**EXERCISE INSTRUCTIONS**
List each line in which the string "value" appears.
* * * * * * * * *
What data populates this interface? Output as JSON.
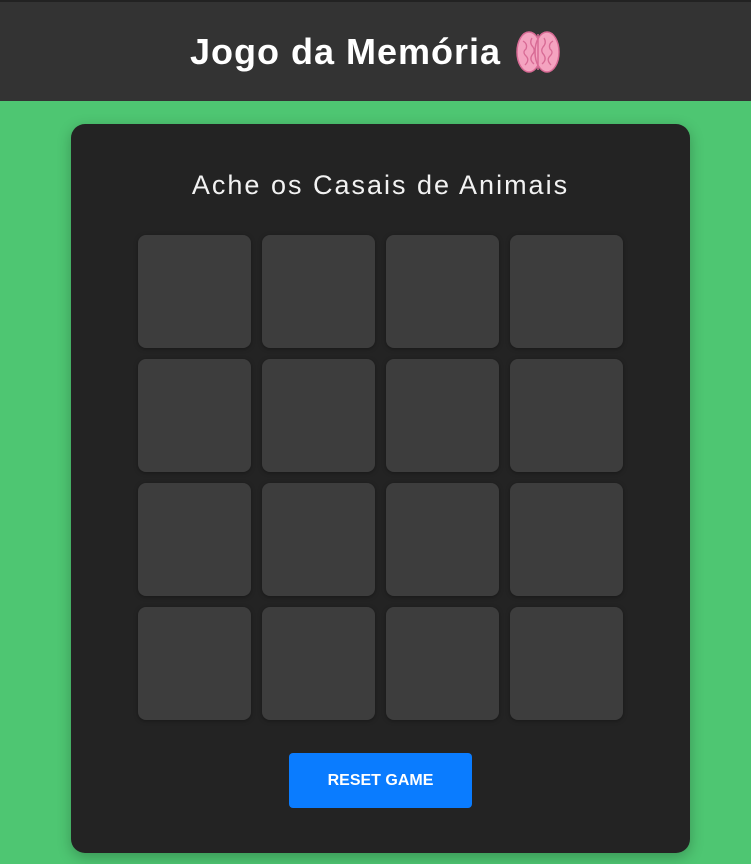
{
  "header": {
    "title": "Jogo da Memória",
    "icon": "brain-icon"
  },
  "game": {
    "subtitle": "Ache os Casais de Animais",
    "tile_count": 16,
    "tile_color": "#3d3d3d",
    "reset_label": "RESET GAME"
  },
  "colors": {
    "background": "#4ec672",
    "header": "#333333",
    "panel": "#232323",
    "button": "#0a7cff"
  }
}
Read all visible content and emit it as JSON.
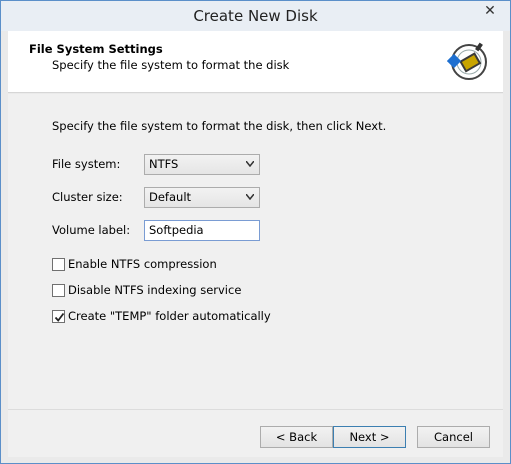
{
  "window": {
    "title": "Create New Disk",
    "close_glyph": "✕"
  },
  "header": {
    "title": "File System Settings",
    "subtitle": "Specify the file system to format the disk",
    "icon": "disk-wizard-icon"
  },
  "main": {
    "instruction": "Specify the file system to format the disk, then click Next.",
    "file_system": {
      "label": "File system:",
      "value": "NTFS"
    },
    "cluster_size": {
      "label": "Cluster size:",
      "value": "Default"
    },
    "volume_label": {
      "label": "Volume label:",
      "value": "Softpedia"
    },
    "checkboxes": [
      {
        "label": "Enable NTFS compression",
        "checked": false
      },
      {
        "label": "Disable NTFS indexing service",
        "checked": false
      },
      {
        "label": "Create \"TEMP\" folder automatically",
        "checked": true
      }
    ]
  },
  "footer": {
    "back_label": "< Back",
    "next_label": "Next >",
    "cancel_label": "Cancel"
  }
}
* * * * * * * * *
**OUTPUT**
      "value": "NTFS"
      "value": "Default"
      "value": "Softpedia"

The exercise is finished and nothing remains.